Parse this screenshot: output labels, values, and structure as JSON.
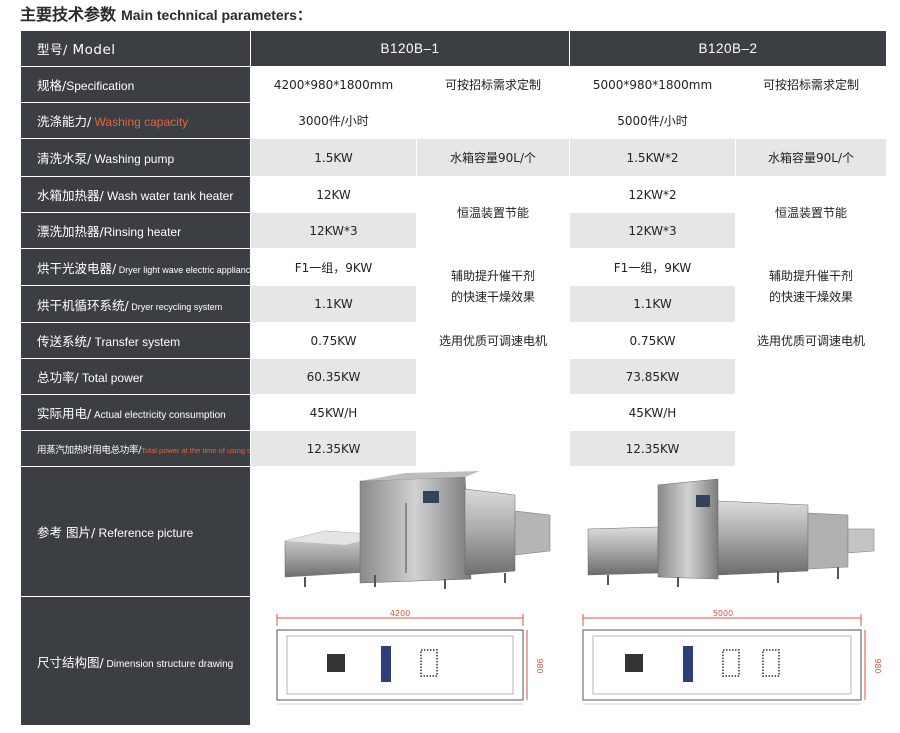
{
  "title": {
    "zh": "主要技术参数",
    "en": "Main technical parameters："
  },
  "header": {
    "label_zh": "型号/",
    "label_en": " Model",
    "col1": "B120B–1",
    "col2": "B120B–2"
  },
  "rows": {
    "spec": {
      "zh": "规格/",
      "en": "Specification",
      "c1": "4200*980*1800mm",
      "n1": "可按招标需求定制",
      "c2": "5000*980*1800mm",
      "n2": "可按招标需求定制"
    },
    "wash": {
      "zh": "洗涤能力/",
      "en": " Washing capacity",
      "c1": "3000件/小时",
      "c2": "5000件/小时"
    },
    "pump": {
      "zh": "清洗水泵/",
      "en": " Washing pump",
      "c1": "1.5KW",
      "n1": "水箱容量90L/个",
      "c2": "1.5KW*2",
      "n2": "水箱容量90L/个"
    },
    "tank": {
      "zh": "水箱加热器/",
      "en": " Wash water tank heater",
      "c1": "12KW",
      "c2": "12KW*2"
    },
    "rinse": {
      "zh": "漂洗加热器/",
      "en": "Rinsing heater",
      "c1": "12KW*3",
      "c2": "12KW*3"
    },
    "thermo": {
      "n1": "恒温装置节能",
      "n2": "恒温装置节能"
    },
    "dryer": {
      "zh": "烘干光波电器/",
      "en": " Dryer light wave electric appliance",
      "c1": "F1一组，9KW",
      "c2": "F1一组，9KW"
    },
    "recyc": {
      "zh": "烘干机循环系统/",
      "en": " Dryer recycling system",
      "c1": "1.1KW",
      "c2": "1.1KW"
    },
    "aux": {
      "n1a": "辅助提升催干剂",
      "n1b": "的快速干燥效果",
      "n2a": "辅助提升催干剂",
      "n2b": "的快速干燥效果"
    },
    "trans": {
      "zh": "传送系统/",
      "en": " Transfer system",
      "c1": "0.75KW",
      "n1": "选用优质可调速电机",
      "c2": "0.75KW",
      "n2": "选用优质可调速电机"
    },
    "total": {
      "zh": "总功率/",
      "en": " Total power",
      "c1": "60.35KW",
      "c2": "73.85KW"
    },
    "actual": {
      "zh": "实际用电/",
      "en": " Actual electricity consumption",
      "c1": "45KW/H",
      "c2": "45KW/H"
    },
    "steam": {
      "zh": "用蒸汽加热时用电总功率/",
      "en": "Total power at the time of using steam",
      "c1": "12.35KW",
      "c2": "12.35KW"
    },
    "picture": {
      "zh": "参考 图片/",
      "en": " Reference picture"
    },
    "drawing": {
      "zh": "尺寸结构图/",
      "en": " Dimension structure drawing",
      "d1": "4200",
      "d2": "5000",
      "h1": "980",
      "h2": "980"
    }
  },
  "colors": {
    "label_bg": "#3b3f44",
    "gray_cell": "#e6e6e6",
    "accent_red": "#e8613a",
    "dim_line": "#e0533a"
  }
}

════════════════════

**Aim:**
Copy out every line in the entries above that holds "drawing".

**Final result:**
    "drawing": {
      "en": " Dimension structure drawing",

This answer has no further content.